[Saved data entries]
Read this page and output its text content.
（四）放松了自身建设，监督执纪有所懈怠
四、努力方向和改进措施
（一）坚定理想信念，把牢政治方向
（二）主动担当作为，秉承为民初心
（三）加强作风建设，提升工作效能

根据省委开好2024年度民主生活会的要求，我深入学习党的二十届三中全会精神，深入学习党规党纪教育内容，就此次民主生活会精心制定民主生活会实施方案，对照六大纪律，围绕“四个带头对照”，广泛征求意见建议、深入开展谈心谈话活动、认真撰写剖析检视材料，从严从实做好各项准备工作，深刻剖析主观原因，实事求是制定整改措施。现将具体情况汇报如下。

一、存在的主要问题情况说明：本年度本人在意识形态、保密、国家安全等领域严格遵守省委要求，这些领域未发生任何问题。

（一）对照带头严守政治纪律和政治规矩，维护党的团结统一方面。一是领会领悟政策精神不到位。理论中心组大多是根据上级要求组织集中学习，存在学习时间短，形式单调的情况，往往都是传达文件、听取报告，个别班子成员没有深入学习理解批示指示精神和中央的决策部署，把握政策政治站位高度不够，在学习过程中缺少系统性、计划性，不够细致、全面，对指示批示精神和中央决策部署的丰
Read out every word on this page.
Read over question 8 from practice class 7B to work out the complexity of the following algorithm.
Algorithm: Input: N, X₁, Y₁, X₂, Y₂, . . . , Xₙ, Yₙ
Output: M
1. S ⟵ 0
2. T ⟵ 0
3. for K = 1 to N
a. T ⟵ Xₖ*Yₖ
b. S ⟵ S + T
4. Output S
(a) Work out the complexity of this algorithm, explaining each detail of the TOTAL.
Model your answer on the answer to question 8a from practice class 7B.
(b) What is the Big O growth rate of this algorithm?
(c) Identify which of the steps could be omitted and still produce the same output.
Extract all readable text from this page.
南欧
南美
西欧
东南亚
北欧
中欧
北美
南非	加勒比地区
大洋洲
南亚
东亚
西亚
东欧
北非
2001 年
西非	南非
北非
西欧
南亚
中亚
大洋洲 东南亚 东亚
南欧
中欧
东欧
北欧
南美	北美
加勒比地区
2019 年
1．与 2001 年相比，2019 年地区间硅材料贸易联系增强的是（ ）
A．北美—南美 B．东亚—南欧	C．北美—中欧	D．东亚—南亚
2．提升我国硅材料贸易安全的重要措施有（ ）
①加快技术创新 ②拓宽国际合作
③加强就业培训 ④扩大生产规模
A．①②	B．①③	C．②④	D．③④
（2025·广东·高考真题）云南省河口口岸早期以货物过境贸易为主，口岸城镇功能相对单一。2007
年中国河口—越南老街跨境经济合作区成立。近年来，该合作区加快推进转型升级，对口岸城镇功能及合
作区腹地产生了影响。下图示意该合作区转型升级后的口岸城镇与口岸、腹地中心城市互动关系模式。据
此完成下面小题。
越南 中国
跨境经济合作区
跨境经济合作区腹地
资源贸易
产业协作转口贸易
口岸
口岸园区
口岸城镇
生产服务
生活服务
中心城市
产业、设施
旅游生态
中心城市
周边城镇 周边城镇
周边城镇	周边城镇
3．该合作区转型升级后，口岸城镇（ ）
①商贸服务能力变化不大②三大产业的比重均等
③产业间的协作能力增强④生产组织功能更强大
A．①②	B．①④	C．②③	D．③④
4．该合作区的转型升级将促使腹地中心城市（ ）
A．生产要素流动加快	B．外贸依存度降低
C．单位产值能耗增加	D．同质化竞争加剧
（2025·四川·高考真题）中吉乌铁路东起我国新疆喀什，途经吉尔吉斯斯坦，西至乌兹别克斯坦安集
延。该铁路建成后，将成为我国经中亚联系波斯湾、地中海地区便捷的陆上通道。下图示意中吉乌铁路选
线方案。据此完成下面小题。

(What is asked): Report the number of lines that include the string "question"; return nothing but the count.

(Response below): 2